===== Material for this task

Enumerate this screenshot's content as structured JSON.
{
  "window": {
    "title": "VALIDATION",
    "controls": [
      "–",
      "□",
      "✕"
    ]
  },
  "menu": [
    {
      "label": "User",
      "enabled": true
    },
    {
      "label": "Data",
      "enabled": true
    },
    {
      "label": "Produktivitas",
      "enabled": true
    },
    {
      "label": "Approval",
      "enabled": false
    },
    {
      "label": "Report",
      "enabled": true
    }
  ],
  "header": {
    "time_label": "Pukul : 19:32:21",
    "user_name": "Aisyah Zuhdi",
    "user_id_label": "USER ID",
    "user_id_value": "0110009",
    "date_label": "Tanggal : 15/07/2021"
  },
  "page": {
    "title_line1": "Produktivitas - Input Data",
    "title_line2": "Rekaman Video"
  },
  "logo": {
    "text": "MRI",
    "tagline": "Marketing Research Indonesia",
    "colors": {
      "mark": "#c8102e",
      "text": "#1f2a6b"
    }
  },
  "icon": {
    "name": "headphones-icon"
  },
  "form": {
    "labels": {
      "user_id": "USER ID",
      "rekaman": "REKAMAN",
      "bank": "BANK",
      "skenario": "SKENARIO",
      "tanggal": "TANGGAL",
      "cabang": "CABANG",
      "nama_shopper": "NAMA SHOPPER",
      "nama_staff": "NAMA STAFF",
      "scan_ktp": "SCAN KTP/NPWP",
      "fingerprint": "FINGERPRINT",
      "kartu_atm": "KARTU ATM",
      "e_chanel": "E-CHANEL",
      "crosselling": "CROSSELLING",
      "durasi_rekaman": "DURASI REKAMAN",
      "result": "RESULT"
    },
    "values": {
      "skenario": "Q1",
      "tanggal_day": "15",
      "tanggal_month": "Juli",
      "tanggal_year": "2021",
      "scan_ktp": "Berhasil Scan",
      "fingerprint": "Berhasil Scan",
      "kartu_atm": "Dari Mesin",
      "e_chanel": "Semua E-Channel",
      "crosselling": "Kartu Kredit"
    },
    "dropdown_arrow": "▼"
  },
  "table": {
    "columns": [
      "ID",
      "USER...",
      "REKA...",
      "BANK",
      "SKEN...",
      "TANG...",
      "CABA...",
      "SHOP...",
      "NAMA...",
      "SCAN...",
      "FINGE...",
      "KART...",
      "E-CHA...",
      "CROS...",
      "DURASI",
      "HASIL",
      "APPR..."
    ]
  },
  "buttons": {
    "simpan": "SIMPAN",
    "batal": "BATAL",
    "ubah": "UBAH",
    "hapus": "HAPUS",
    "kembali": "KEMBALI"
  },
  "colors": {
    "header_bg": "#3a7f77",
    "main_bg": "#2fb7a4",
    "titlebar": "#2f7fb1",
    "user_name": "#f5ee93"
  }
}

==========

Looking at the listing above, how many of its lines contain the string "Produktivitas"? Give the number alone.

__Exercise answer__
2